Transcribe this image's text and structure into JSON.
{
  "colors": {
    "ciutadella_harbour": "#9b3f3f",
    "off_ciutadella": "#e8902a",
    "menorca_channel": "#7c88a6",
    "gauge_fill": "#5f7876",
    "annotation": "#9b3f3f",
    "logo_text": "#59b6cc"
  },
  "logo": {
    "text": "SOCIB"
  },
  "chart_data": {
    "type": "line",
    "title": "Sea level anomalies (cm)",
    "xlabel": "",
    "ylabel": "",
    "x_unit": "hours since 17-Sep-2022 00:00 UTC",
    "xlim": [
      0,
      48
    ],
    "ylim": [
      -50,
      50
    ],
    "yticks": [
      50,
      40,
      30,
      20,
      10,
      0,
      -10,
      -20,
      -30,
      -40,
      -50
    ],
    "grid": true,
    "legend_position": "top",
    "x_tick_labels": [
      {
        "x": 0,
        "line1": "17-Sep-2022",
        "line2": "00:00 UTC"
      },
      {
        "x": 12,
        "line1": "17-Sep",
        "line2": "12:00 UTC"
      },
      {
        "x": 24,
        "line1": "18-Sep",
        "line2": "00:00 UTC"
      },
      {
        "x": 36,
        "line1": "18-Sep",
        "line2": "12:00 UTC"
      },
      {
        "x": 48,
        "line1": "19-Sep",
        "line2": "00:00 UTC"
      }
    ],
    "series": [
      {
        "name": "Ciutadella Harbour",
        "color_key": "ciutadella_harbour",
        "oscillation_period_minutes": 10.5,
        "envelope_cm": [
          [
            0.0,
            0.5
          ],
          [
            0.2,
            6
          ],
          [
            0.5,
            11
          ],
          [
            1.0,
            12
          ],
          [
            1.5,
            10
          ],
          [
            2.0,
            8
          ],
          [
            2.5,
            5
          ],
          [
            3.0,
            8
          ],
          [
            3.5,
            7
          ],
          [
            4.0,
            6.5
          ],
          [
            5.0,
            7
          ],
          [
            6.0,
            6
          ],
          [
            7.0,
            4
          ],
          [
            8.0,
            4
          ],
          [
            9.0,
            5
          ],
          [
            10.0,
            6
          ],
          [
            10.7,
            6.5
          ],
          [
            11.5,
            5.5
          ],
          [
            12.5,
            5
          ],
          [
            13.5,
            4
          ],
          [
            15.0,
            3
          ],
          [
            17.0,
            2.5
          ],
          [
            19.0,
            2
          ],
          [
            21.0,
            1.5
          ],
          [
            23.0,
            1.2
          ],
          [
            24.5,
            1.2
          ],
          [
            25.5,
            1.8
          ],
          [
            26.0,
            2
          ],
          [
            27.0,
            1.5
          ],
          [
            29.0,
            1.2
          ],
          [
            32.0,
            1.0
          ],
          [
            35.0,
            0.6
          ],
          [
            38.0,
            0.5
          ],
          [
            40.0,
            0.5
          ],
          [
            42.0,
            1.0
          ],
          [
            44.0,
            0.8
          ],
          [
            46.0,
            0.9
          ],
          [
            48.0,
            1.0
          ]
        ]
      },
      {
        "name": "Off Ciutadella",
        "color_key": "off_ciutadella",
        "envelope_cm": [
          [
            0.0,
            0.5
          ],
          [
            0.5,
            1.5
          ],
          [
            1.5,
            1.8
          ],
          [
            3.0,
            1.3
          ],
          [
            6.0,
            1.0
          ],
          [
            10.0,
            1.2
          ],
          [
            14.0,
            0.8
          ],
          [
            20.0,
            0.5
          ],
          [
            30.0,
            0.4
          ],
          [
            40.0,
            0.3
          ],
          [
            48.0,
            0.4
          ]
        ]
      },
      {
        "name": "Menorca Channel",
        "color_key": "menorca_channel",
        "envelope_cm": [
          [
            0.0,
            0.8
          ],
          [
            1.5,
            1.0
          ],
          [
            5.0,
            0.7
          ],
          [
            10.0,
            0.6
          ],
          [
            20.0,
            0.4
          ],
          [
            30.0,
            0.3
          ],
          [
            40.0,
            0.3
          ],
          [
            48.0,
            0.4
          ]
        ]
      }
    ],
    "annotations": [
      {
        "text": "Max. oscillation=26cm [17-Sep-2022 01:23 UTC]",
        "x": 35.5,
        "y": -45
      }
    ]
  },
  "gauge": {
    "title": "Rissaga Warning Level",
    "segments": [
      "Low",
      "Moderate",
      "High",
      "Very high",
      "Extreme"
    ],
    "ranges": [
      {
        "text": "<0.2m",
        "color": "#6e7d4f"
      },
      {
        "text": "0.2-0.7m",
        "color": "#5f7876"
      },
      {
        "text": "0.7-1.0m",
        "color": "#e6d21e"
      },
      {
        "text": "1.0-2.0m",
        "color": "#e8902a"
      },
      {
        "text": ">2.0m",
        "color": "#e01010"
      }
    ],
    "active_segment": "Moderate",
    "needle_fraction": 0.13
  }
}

--*--

What to produce
Please restate the whole listing word for word.

Answer to this task
Transcribe this image's text and structure into JSON.
{
  "colors": {
    "ciutadella_harbour": "#9b3f3f",
    "off_ciutadella": "#e8902a",
    "menorca_channel": "#7c88a6",
    "gauge_fill": "#5f7876",
    "annotation": "#9b3f3f",
    "logo_text": "#59b6cc"
  },
  "logo": {
    "text": "SOCIB"
  },
  "chart_data": {
    "type": "line",
    "title": "Sea level anomalies (cm)",
    "xlabel": "",
    "ylabel": "",
    "x_unit": "hours since 17-Sep-2022 00:00 UTC",
    "xlim": [
      0,
      48
    ],
    "ylim": [
      -50,
      50
    ],
    "yticks": [
      50,
      40,
      30,
      20,
      10,
      0,
      -10,
      -20,
      -30,
      -40,
      -50
    ],
    "grid": true,
    "legend_position": "top",
    "x_tick_labels": [
      {
        "x": 0,
        "line1": "17-Sep-2022",
        "line2": "00:00 UTC"
      },
      {
        "x": 12,
        "line1": "17-Sep",
        "line2": "12:00 UTC"
      },
      {
        "x": 24,
        "line1": "18-Sep",
        "line2": "00:00 UTC"
      },
      {
        "x": 36,
        "line1": "18-Sep",
        "line2": "12:00 UTC"
      },
      {
        "x": 48,
        "line1": "19-Sep",
        "line2": "00:00 UTC"
      }
    ],
    "series": [
      {
        "name": "Ciutadella Harbour",
        "color_key": "ciutadella_harbour",
        "oscillation_period_minutes": 10.5,
        "envelope_cm": [
          [
            0.0,
            0.5
          ],
          [
            0.2,
            6
          ],
          [
            0.5,
            11
          ],
          [
            1.0,
            12
          ],
          [
            1.5,
            10
          ],
          [
            2.0,
            8
          ],
          [
            2.5,
            5
          ],
          [
            3.0,
            8
          ],
          [
            3.5,
            7
          ],
          [
            4.0,
            6.5
          ],
          [
            5.0,
            7
          ],
          [
            6.0,
            6
          ],
          [
            7.0,
            4
          ],
          [
            8.0,
            4
          ],
          [
            9.0,
            5
          ],
          [
            10.0,
            6
          ],
          [
            10.7,
            6.5
          ],
          [
            11.5,
            5.5
          ],
          [
            12.5,
            5
          ],
          [
            13.5,
            4
          ],
          [
            15.0,
            3
          ],
          [
            17.0,
            2.5
          ],
          [
            19.0,
            2
          ],
          [
            21.0,
            1.5
          ],
          [
            23.0,
            1.2
          ],
          [
            24.5,
            1.2
          ],
          [
            25.5,
            1.8
          ],
          [
            26.0,
            2
          ],
          [
            27.0,
            1.5
          ],
          [
            29.0,
            1.2
          ],
          [
            32.0,
            1.0
          ],
          [
            35.0,
            0.6
          ],
          [
            38.0,
            0.5
          ],
          [
            40.0,
            0.5
          ],
          [
            42.0,
            1.0
          ],
          [
            44.0,
            0.8
          ],
          [
            46.0,
            0.9
          ],
          [
            48.0,
            1.0
          ]
        ]
      },
      {
        "name": "Off Ciutadella",
        "color_key": "off_ciutadella",
        "envelope_cm": [
          [
            0.0,
            0.5
          ],
          [
            0.5,
            1.5
          ],
          [
            1.5,
            1.8
          ],
          [
            3.0,
            1.3
          ],
          [
            6.0,
            1.0
          ],
          [
            10.0,
            1.2
          ],
          [
            14.0,
            0.8
          ],
          [
            20.0,
            0.5
          ],
          [
            30.0,
            0.4
          ],
          [
            40.0,
            0.3
          ],
          [
            48.0,
            0.4
          ]
        ]
      },
      {
        "name": "Menorca Channel",
        "color_key": "menorca_channel",
        "envelope_cm": [
          [
            0.0,
            0.8
          ],
          [
            1.5,
            1.0
          ],
          [
            5.0,
            0.7
          ],
          [
            10.0,
            0.6
          ],
          [
            20.0,
            0.4
          ],
          [
            30.0,
            0.3
          ],
          [
            40.0,
            0.3
          ],
          [
            48.0,
            0.4
          ]
        ]
      }
    ],
    "annotations": [
      {
        "text": "Max. oscillation=26cm [17-Sep-2022 01:23 UTC]",
        "x": 35.5,
        "y": -45
      }
    ]
  },
  "gauge": {
    "title": "Rissaga Warning Level",
    "segments": [
      "Low",
      "Moderate",
      "High",
      "Very high",
      "Extreme"
    ],
    "ranges": [
      {
        "text": "<0.2m",
        "color": "#6e7d4f"
      },
      {
        "text": "0.2-0.7m",
        "color": "#5f7876"
      },
      {
        "text": "0.7-1.0m",
        "color": "#e6d21e"
      },
      {
        "text": "1.0-2.0m",
        "color": "#e8902a"
      },
      {
        "text": ">2.0m",
        "color": "#e01010"
      }
    ],
    "active_segment": "Moderate",
    "needle_fraction": 0.13
  }
}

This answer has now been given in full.